>> START
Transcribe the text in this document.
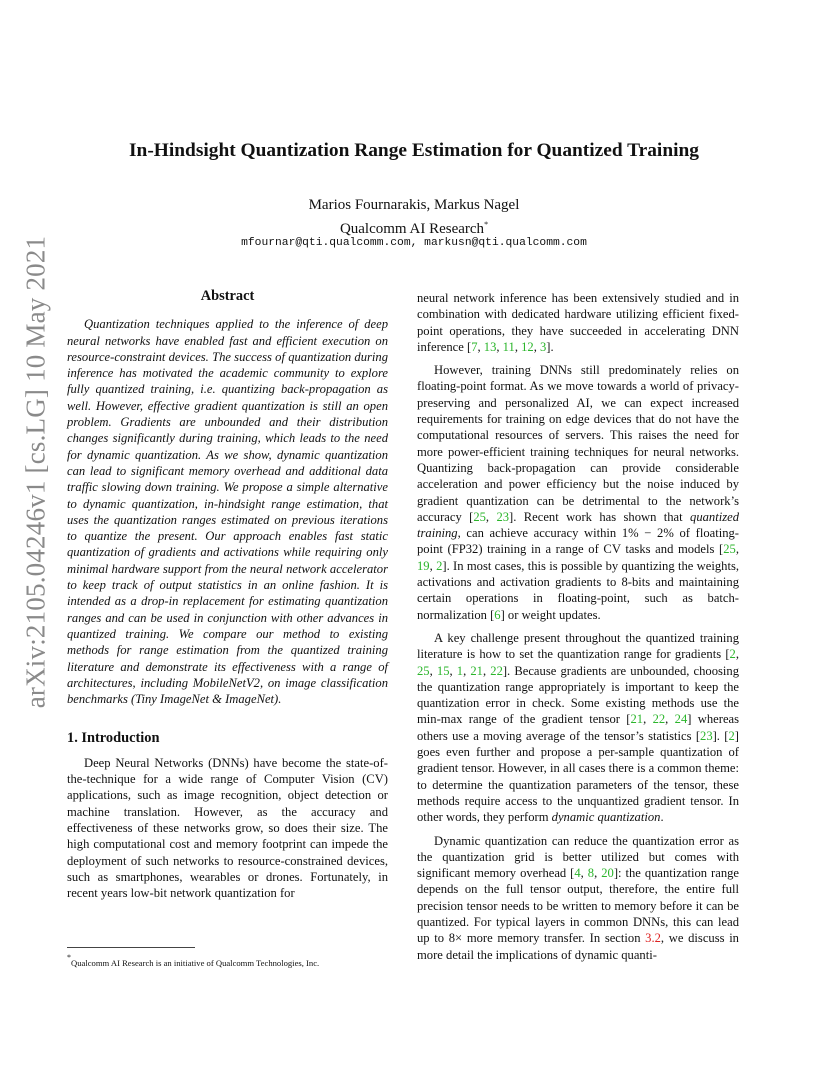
arXiv:2105.04246v1 [cs.LG] 10 May 2021
In-Hindsight Quantization Range Estimation for Quantized Training
Marios Fournarakis, Markus Nagel
Qualcomm AI Research*
mfournar@qti.qualcomm.com, markusn@qti.qualcomm.com
Abstract

Quantization techniques applied to the inference of deep neural networks have enabled fast and efficient execution on resource-constraint devices. The success of quantization during inference has motivated the academic community to explore fully quantized training, i.e. quantizing back-propagation as well. However, effective gradient quantization is still an open problem. Gradients are unbounded and their distribution changes significantly during training, which leads to the need for dynamic quantization. As we show, dynamic quantization can lead to significant memory overhead and additional data traffic slowing down training. We propose a simple alternative to dynamic quantization, in-hindsight range estimation, that uses the quantization ranges estimated on previous iterations to quantize the present. Our approach enables fast static quantization of gradients and activations while requiring only minimal hardware support from the neural network accelerator to keep track of output statistics in an online fashion. It is intended as a drop-in replacement for estimating quantization ranges and can be used in conjunction with other advances in quantized training. We compare our method to existing methods for range estimation from the quantized training literature and demonstrate its effectiveness with a range of architectures, including MobileNetV2, on image classification benchmarks (Tiny ImageNet & ImageNet).

1. Introduction

Deep Neural Networks (DNNs) have become the state-of-the-technique for a wide range of Computer Vision (CV) applications, such as image recognition, object detection or machine translation. However, as the accuracy and effectiveness of these networks grow, so does their size. The high computational cost and memory footprint can impede the deployment of such networks to resource-constrained devices, such as smartphones, wearables or drones. Fortunately, in recent years low-bit network quantization for

neural network inference has been extensively studied and in combination with dedicated hardware utilizing efficient fixed-point operations, they have succeeded in accelerating DNN inference [7, 13, 11, 12, 3].

However, training DNNs still predominately relies on floating-point format. As we move towards a world of privacy-preserving and personalized AI, we can expect increased requirements for training on edge devices that do not have the computational resources of servers. This raises the need for more power-efficient training techniques for neural networks. Quantizing back-propagation can provide considerable acceleration and power efficiency but the noise induced by gradient quantization can be detrimental to the network’s accuracy [25, 23]. Recent work has shown that quantized training, can achieve accuracy within 1% − 2% of floating-point (FP32) training in a range of CV tasks and models [25, 19, 2]. In most cases, this is possible by quantizing the weights, activations and activation gradients to 8-bits and maintaining certain operations in floating-point, such as batch-normalization [6] or weight updates.

A key challenge present throughout the quantized training literature is how to set the quantization range for gradients [2, 25, 15, 1, 21, 22]. Because gradients are unbounded, choosing the quantization range appropriately is important to keep the quantization error in check. Some existing methods use the min-max range of the gradient tensor [21, 22, 24] whereas others use a moving average of the tensor’s statistics [23]. [2] goes even further and propose a per-sample quantization of gradient tensor. However, in all cases there is a common theme: to determine the quantization parameters of the tensor, these methods require access to the unquantized gradient tensor. In other words, they perform dynamic quantization.

Dynamic quantization can reduce the quantization error as the quantization grid is better utilized but comes with significant memory overhead [4, 8, 20]: the quantization range depends on the full tensor output, therefore, the entire full precision tensor needs to be written to memory before it can be quantized. For typical layers in common DNNs, this can lead up to 8× more memory transfer. In section 3.2, we discuss in more detail the implications of dynamic quanti-

*Qualcomm AI Research is an initiative of Qualcomm Technologies, Inc.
>> END
Aim:
Pull every line containing "operations" out of the data above.

Result for this exercise:
neural network inference has been extensively studied and in combination with dedicated hardware utilizing efficient fixed-point operations, they have succeeded in accelerating DNN inference [7, 13, 11, 12, 3].
However, training DNNs still predominately relies on floating-point format. As we move towards a world of privacy-preserving and personalized AI, we can expect increased requirements for training on edge devices that do not have the computational resources of servers. This raises the need for more power-efficient training techniques for neural networks. Quantizing back-propagation can provide considerable acceleration and power efficiency but the noise induced by gradient quantization can be detrimental to the network’s accuracy [25, 23]. Recent work has shown that quantized training, can achieve accuracy within 1% − 2% of floating-point (FP32) training in a range of CV tasks and models [25, 19, 2]. In most cases, this is possible by quantizing the weights, activations and activation gradients to 8-bits and maintaining certain operations in floating-point, such as batch-normalization [6] or weight updates.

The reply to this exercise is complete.